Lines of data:
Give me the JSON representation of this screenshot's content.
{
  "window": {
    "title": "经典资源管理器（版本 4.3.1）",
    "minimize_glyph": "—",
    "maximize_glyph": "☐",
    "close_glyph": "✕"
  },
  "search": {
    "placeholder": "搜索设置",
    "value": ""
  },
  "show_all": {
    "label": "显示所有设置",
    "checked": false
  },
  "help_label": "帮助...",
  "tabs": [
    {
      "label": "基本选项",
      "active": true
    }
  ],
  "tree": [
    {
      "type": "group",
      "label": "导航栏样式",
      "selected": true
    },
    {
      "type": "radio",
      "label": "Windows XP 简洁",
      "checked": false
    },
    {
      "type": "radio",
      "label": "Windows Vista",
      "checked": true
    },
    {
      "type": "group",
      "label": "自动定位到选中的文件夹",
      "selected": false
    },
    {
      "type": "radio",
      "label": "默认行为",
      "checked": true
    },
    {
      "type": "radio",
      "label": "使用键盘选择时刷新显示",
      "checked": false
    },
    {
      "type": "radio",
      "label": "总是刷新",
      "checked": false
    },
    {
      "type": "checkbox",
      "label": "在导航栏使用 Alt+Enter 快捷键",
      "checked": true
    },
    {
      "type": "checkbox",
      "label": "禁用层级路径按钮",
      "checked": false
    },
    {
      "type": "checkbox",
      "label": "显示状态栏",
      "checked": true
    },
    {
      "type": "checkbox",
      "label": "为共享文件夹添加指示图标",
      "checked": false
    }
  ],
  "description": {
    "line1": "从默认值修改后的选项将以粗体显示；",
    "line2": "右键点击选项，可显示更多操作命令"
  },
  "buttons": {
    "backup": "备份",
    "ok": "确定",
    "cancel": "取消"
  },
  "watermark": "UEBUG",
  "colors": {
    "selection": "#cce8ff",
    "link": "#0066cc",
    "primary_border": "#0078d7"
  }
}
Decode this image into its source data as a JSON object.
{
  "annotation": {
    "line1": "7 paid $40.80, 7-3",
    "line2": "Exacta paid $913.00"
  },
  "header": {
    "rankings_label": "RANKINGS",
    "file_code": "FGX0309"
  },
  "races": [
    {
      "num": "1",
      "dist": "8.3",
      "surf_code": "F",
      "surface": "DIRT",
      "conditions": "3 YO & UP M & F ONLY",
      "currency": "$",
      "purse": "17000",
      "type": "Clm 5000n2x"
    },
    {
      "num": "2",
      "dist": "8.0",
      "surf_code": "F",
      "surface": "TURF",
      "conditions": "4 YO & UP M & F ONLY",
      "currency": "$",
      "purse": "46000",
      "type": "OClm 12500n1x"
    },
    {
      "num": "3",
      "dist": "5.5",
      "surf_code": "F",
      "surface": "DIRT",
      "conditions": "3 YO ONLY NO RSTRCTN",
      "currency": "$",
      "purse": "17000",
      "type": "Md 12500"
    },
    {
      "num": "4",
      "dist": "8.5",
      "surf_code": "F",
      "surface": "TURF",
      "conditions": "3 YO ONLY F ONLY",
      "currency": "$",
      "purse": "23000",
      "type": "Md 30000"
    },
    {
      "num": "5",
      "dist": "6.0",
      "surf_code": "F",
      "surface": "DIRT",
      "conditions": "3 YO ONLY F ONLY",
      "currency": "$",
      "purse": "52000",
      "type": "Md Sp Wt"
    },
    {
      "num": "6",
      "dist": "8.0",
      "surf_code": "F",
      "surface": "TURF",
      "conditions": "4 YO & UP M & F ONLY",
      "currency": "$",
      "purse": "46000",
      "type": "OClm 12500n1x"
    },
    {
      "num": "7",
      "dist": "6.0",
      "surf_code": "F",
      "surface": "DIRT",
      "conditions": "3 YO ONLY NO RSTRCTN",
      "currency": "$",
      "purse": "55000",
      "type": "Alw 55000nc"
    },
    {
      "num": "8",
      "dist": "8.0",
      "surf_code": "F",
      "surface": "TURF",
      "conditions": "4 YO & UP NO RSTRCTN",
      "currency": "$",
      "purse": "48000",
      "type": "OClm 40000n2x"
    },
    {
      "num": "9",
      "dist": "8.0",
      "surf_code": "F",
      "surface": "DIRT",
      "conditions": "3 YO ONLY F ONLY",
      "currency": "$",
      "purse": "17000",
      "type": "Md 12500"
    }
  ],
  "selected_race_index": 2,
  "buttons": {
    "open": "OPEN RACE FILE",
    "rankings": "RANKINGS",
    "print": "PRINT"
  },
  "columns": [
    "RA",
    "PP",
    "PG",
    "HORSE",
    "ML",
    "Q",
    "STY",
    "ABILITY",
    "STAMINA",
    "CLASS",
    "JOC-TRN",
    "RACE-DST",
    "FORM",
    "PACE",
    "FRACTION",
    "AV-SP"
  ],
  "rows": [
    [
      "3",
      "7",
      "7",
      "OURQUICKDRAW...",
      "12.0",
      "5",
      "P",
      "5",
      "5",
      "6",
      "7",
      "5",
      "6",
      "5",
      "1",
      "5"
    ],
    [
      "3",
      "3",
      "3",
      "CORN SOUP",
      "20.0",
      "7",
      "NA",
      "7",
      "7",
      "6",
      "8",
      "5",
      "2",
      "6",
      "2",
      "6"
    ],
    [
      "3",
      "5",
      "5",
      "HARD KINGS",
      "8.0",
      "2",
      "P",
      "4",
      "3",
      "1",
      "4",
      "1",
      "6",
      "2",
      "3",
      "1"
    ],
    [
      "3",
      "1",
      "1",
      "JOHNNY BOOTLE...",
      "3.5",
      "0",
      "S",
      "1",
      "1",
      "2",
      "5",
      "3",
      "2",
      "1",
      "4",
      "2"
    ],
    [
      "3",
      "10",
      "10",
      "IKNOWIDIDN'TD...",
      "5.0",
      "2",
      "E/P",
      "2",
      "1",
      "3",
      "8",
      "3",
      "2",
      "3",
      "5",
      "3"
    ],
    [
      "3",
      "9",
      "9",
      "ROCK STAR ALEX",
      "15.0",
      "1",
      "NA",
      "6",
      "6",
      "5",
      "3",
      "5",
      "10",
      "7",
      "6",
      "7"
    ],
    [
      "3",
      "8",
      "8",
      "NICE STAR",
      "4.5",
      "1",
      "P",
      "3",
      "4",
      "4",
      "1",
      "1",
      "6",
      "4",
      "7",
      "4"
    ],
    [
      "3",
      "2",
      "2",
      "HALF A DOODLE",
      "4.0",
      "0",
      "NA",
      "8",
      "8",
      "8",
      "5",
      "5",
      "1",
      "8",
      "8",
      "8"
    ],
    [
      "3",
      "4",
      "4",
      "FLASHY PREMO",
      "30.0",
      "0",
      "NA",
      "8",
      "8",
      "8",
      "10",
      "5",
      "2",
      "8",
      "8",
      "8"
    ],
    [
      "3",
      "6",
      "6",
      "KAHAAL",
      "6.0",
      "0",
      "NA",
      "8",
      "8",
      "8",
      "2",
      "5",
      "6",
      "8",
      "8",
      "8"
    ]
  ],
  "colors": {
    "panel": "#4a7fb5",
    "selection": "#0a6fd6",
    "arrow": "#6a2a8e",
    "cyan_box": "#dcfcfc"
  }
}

§ **WORK REQUIRED**: Count every line above that holds the word "selection", and state the number and nothing more.

§ **CORRECT RESULT**: 2